Passage shown =>
◆ ◆ ◆ ◆ ◆

Housing slump past, plant aids local economy

Larry Daniel, production supervisor for the Flakeboard America plant in Malvern, demonstrates that before pressure and curing, the mixture of ingredients for the company’s finished product is still sawdustlike.
Larry Daniel, production supervisor for the Flakeboard America plant in Malvern, demonstrates that before pressure and curing, the mixture of ingredients for the company’s finished product is still sawdustlike.

MALVERN — If the production of housing and furniture materials is any indication of the housing industry and of the national economy as a whole, things are looking up, and a better future is ahead.

Flakeboard America in Malvern is operating 24 hours a day, seven days a week, and the number of employees at the company’s plant on Willamette Road has increased 17 percent in the past two years.

“Business is good,” said Mike Rhodes, operations executive of the Malvern plant. Our business is directly tied to the housing industry, and we expect a good year in 2014 and over the next several years.

Larry Daniel, production supervisor for the plant who has been with the company since 1983, said the company hired more production and maintenance-support personnel during the year.

The Malvern plant has

124 employees involved in the manufacturing of medium-density fiberboard, said Daren True, finishing manager for the operation.

Rhodes said the fiberboard made at the plant is used as interior-grade building materials that can also be used for making moldings, doors, countertops and furniture.

“It has at least 100 different applications,” he said, “but mostly what we make here is used for moldings and furniture.”

The manufacturing process starts as a major recovery and recycling effort from sawmills through southern Arkansas.

“Wood chips and dry shavings are trucked in from sawmills,” Rhodes said. “Instead of going to a landfill or being burned, we utilize it.”

Daniel said the plant uses about 30 truckloads of chips and shavings a day as materials for the fiberboard.

◆ ◆ ◆ ◆ ◆

Layout annotation records =>
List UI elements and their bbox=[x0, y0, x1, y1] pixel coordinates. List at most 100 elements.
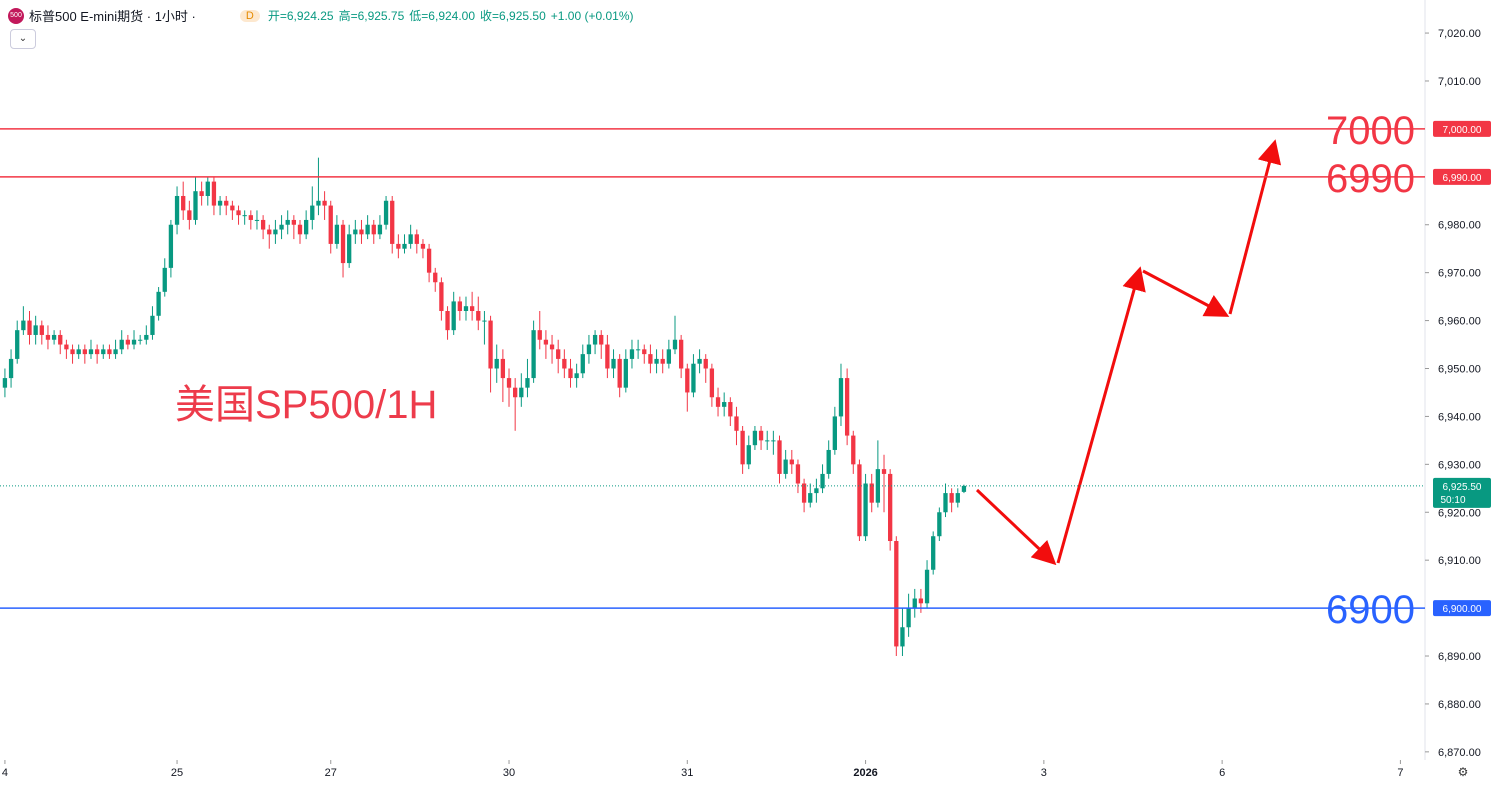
candle-body bbox=[408, 234, 413, 244]
candle-body bbox=[592, 334, 598, 345]
candle-body bbox=[125, 339, 131, 345]
x-tick-label: 3 bbox=[1041, 767, 1047, 779]
candle-body bbox=[685, 368, 690, 393]
candle-body bbox=[371, 224, 376, 235]
candle-body bbox=[531, 330, 536, 379]
candle-body bbox=[605, 344, 610, 369]
candle-body bbox=[113, 349, 118, 355]
candle-body bbox=[347, 234, 352, 264]
candle-body bbox=[187, 210, 192, 220]
candle-body bbox=[937, 512, 942, 537]
candle-body bbox=[820, 473, 825, 489]
candle-body bbox=[789, 459, 794, 465]
candle-body bbox=[851, 435, 856, 465]
level-badge-label: 7,000.00 bbox=[1443, 125, 1482, 136]
candle-body bbox=[76, 349, 81, 355]
candle-body bbox=[519, 387, 524, 398]
candle-body bbox=[881, 469, 887, 474]
candle-body bbox=[248, 215, 253, 220]
candle-body bbox=[752, 430, 758, 446]
candle-body bbox=[439, 282, 444, 311]
candle-body bbox=[420, 243, 426, 249]
last-price-badge bbox=[1433, 477, 1491, 508]
level-label: 6990 bbox=[1326, 157, 1415, 201]
candle-body bbox=[832, 416, 837, 450]
candle-body bbox=[254, 219, 260, 221]
candle-body bbox=[45, 334, 51, 340]
candle-body bbox=[771, 440, 776, 442]
candle-body bbox=[635, 349, 641, 351]
candle-body bbox=[138, 339, 143, 341]
x-tick-label: 7 bbox=[1397, 767, 1403, 779]
candle-body bbox=[433, 272, 438, 283]
x-tick-label: 25 bbox=[171, 767, 183, 779]
candle-body bbox=[746, 445, 751, 465]
candle-body bbox=[469, 306, 475, 311]
x-tick-label: 4 bbox=[2, 767, 8, 779]
candle-body bbox=[795, 464, 801, 484]
candle-body bbox=[297, 224, 303, 235]
candle-body bbox=[273, 229, 278, 235]
y-tick-label: 6,920.00 bbox=[1438, 507, 1481, 519]
candle-body bbox=[353, 229, 358, 235]
candle-body bbox=[562, 358, 567, 369]
candle-body bbox=[611, 358, 616, 369]
candle-body bbox=[857, 464, 862, 537]
arrow bbox=[1142, 269, 1230, 317]
candle-body bbox=[758, 430, 764, 441]
candle-body bbox=[500, 358, 506, 379]
candle-body bbox=[119, 339, 124, 350]
candle-body bbox=[328, 205, 333, 244]
candle-body bbox=[260, 219, 266, 230]
collapse-button[interactable]: ⌄ bbox=[10, 29, 36, 49]
candle-body bbox=[193, 191, 198, 220]
level-badge bbox=[1433, 120, 1491, 137]
candle-body bbox=[181, 195, 186, 211]
candle-body bbox=[918, 598, 924, 604]
candle-body bbox=[709, 368, 715, 398]
x-tick-label: 31 bbox=[681, 767, 693, 779]
level-label: 7000 bbox=[1326, 109, 1415, 153]
candle-body bbox=[549, 344, 555, 350]
candle-body bbox=[949, 493, 954, 503]
y-tick-label: 6,940.00 bbox=[1438, 411, 1481, 423]
y-tick-label: 6,890.00 bbox=[1438, 651, 1481, 663]
level-badge-label: 6,900.00 bbox=[1443, 604, 1482, 615]
candle-body bbox=[740, 430, 745, 465]
candle-body bbox=[359, 229, 364, 235]
candle-body bbox=[291, 219, 297, 225]
candle-body bbox=[482, 320, 487, 322]
annotation: 美国SP500/1H bbox=[175, 383, 437, 427]
candle-body bbox=[64, 344, 69, 350]
candle-body bbox=[236, 210, 241, 216]
candle-body bbox=[285, 219, 290, 225]
candle-body bbox=[617, 358, 622, 388]
candle-body bbox=[396, 243, 401, 249]
candle-body bbox=[15, 330, 20, 359]
candle-body bbox=[844, 378, 850, 436]
arrow bbox=[975, 488, 1057, 566]
x-tick-label: 27 bbox=[325, 767, 337, 779]
candle-body bbox=[488, 320, 493, 369]
candle-body bbox=[513, 387, 518, 398]
candle-body bbox=[777, 440, 782, 474]
candle-body bbox=[279, 224, 284, 230]
arrow bbox=[1228, 139, 1282, 315]
candle-body bbox=[211, 181, 217, 206]
level-badge-label: 6,990.00 bbox=[1443, 173, 1482, 184]
candle-body bbox=[654, 358, 659, 364]
candle-body bbox=[648, 354, 653, 364]
candle-body bbox=[168, 224, 174, 268]
candle-body bbox=[390, 200, 395, 244]
candle-body bbox=[402, 243, 407, 249]
candle-body bbox=[174, 195, 180, 225]
y-tick-label: 7,020.00 bbox=[1438, 28, 1481, 40]
x-tick-label: 2026 bbox=[853, 767, 877, 779]
arrow bbox=[1056, 266, 1146, 564]
settings-icon[interactable]: ⚙ bbox=[1458, 765, 1469, 779]
candle-body bbox=[906, 608, 911, 628]
candle-body bbox=[888, 473, 893, 542]
candle-body bbox=[728, 402, 733, 417]
candle-body bbox=[131, 339, 137, 345]
candle-body bbox=[931, 536, 936, 570]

◆ ◆ ◆ ◆ ◆

Exercise tasks =>
1 – According to the article on the Malvern fiberboard plant, how many truckloads of chips and shavings does the plant use each day?
2 – In the article on the Malvern fiberboard plant, shorten the paragraph beginning "Flakeboard America in Malvern is operating" into one brief sentence that keeps its main facts.

Outputs by task =>
1 – About 30 truckloads a day.

2 – The Flakeboard America plant on Willamette Road in Malvern runs around the clock, every day, and its workforce has grown 17 percent in two years.